Goal of the exercise
From the records below, extract all the text exactly and leave the images behind.

▶

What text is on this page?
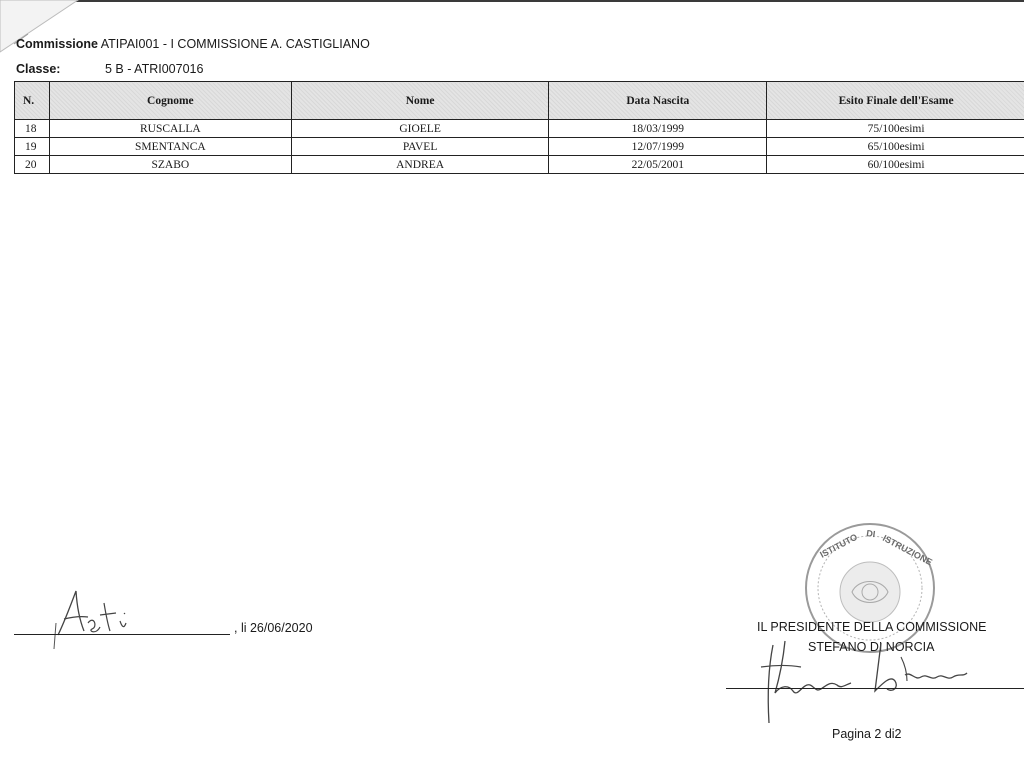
Commissione ATIPAI001 - I COMMISSIONE A. CASTIGLIANO
Classe:	5 B - ATRI007016
N.	Cognome	Nome	Data Nascita	Esito Finale dell'Esame
18	RUSCALLA	GIOELE	18/03/1999	75/100esimi
19	SMENTANCA	PAVEL	12/07/1999	65/100esimi
20	SZABO	ANDREA	22/05/2001	60/100esimi
, li 26/06/2020
ISTITUTO DI ISTRUZIONE
IL PRESIDENTE DELLA COMMISSIONE
STEFANO DI NORCIA
Pagina 2 di2
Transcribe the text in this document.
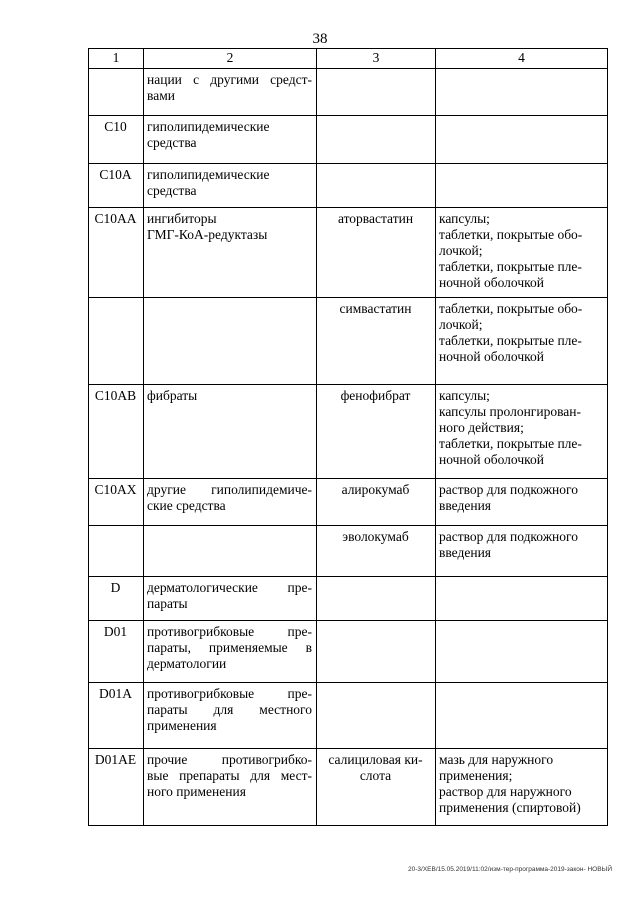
38
1	2	3	4

	нации с другими средст-
вами		

C10	гиполипидемические
средства		

C10A	гиполипидемические
средства		

C10AA	ингибиторы
ГМГ-КоА-редуктазы	аторвастатин	капсулы;
таблетки, покрытые обо-
лочкой;
таблетки, покрытые пле-
ночной оболочкой

		симвастатин	таблетки, покрытые обо-
лочкой;
таблетки, покрытые пле-
ночной оболочкой

C10AB	фибраты	фенофибрат	капсулы;
капсулы пролонгирован-
ного действия;
таблетки, покрытые пле-
ночной оболочкой

C10AX	другие гиполипидемиче-
ские средства	алирокумаб	раствор для подкожного
введения

		эволокумаб	раствор для подкожного
введения

D	дерматологические пре-
параты		

D01	противогрибковые пре-
параты, применяемые в
дерматологии		

D01A	противогрибковые пре-
параты для местного
применения		

D01AE	прочие противогрибко-
вые препараты для мест-
ного применения	салициловая ки- слота	мазь для наружного
применения;
раствор для наружного
применения (спиртовой)
20-3/ХЕВ/15.05.2019/11:02/изм-тер-программа-2019-закон- НОВЫЙ
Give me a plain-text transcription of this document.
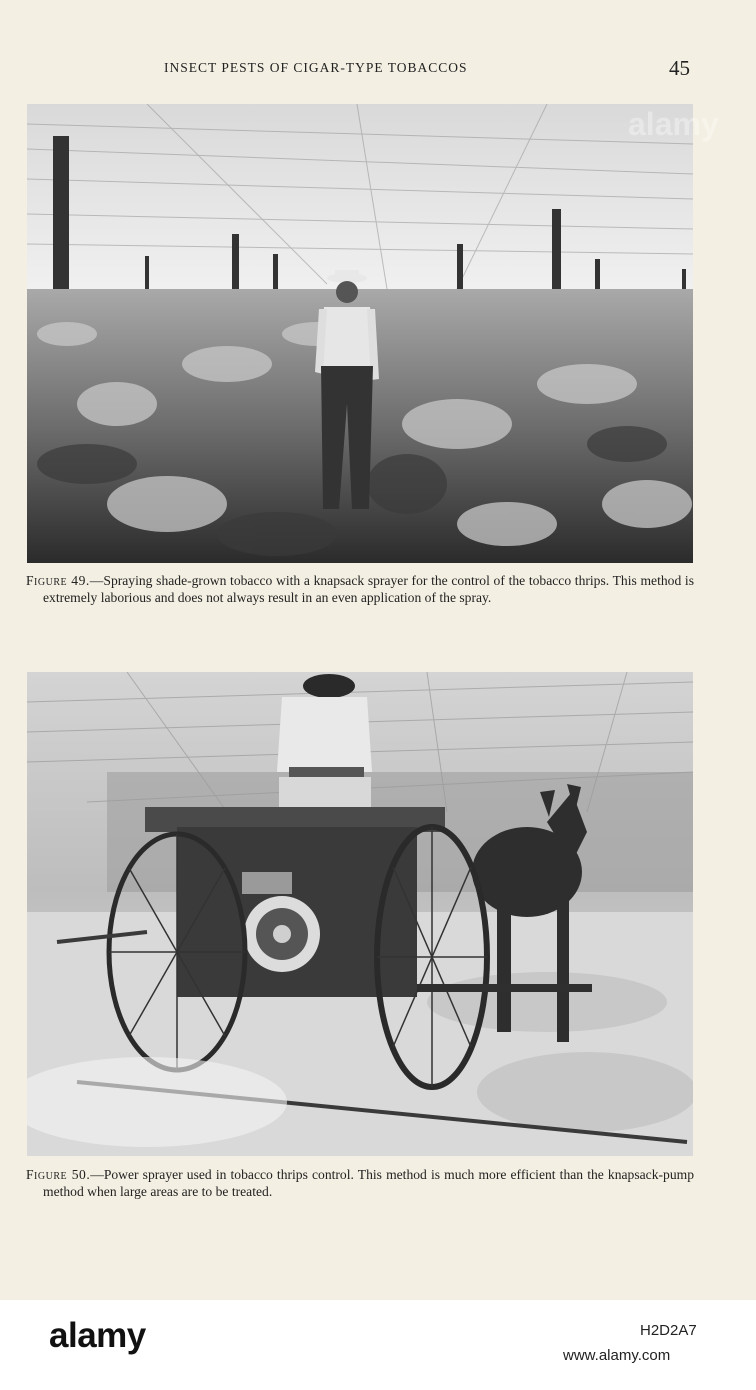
INSECT PESTS OF CIGAR-TYPE TOBACCOS	45
alamy

Figure 49.—Spraying shade-grown tobacco with a knapsack sprayer for the control of the tobacco thrips. This method is extremely laborious and does not always result in an even application of the spray.

Figure 50.—Power sprayer used in tobacco thrips control. This method is much more efficient than the knapsack-pump method when large areas are to be treated.

alamy	H2D2A7
www.alamy.com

◀

Complete output
What text is on this page?
Commissione ATIPAI001 - I COMMISSIONE A. CASTIGLIANO
Classe:	5 B - ATRI007016
N.	Cognome	Nome	Data Nascita	Esito Finale dell'Esame
18	RUSCALLA	GIOELE	18/03/1999	75/100esimi
19	SMENTANCA	PAVEL	12/07/1999	65/100esimi
20	SZABO	ANDREA	22/05/2001	60/100esimi
, li 26/06/2020
ISTITUTO DI ISTRUZIONE
IL PRESIDENTE DELLA COMMISSIONE
STEFANO DI NORCIA
Pagina 2 di2
Transcribe the text in this document.
38
1	2	3	4

	нации с другими средст-
вами		

C10	гиполипидемические
средства		

C10A	гиполипидемические
средства		

C10AA	ингибиторы
ГМГ-КоА-редуктазы	аторвастатин	капсулы;
таблетки, покрытые обо-
лочкой;
таблетки, покрытые пле-
ночной оболочкой

		симвастатин	таблетки, покрытые обо-
лочкой;
таблетки, покрытые пле-
ночной оболочкой

C10AB	фибраты	фенофибрат	капсулы;
капсулы пролонгирован-
ного действия;
таблетки, покрытые пле-
ночной оболочкой

C10AX	другие гиполипидемиче-
ские средства	алирокумаб	раствор для подкожного
введения

		эволокумаб	раствор для подкожного
введения

D	дерматологические пре-
параты		

D01	противогрибковые пре-
параты, применяемые в
дерматологии		

D01A	противогрибковые пре-
параты для местного
применения		

D01AE	прочие противогрибко-
вые препараты для мест-
ного применения	салициловая ки- слота	мазь для наружного
применения;
раствор для наружного
применения (спиртовой)
20-3/ХЕВ/15.05.2019/11:02/изм-тер-программа-2019-закон- НОВЫЙ
Give me a plain-text transcription of this document.
INSECT PESTS OF CIGAR-TYPE TOBACCOS	45
alamy

Figure 49.—Spraying shade-grown tobacco with a knapsack sprayer for the control of the tobacco thrips. This method is extremely laborious and does not always result in an even application of the spray.

Figure 50.—Power sprayer used in tobacco thrips control. This method is much more efficient than the knapsack-pump method when large areas are to be treated.

alamy	H2D2A7
www.alamy.com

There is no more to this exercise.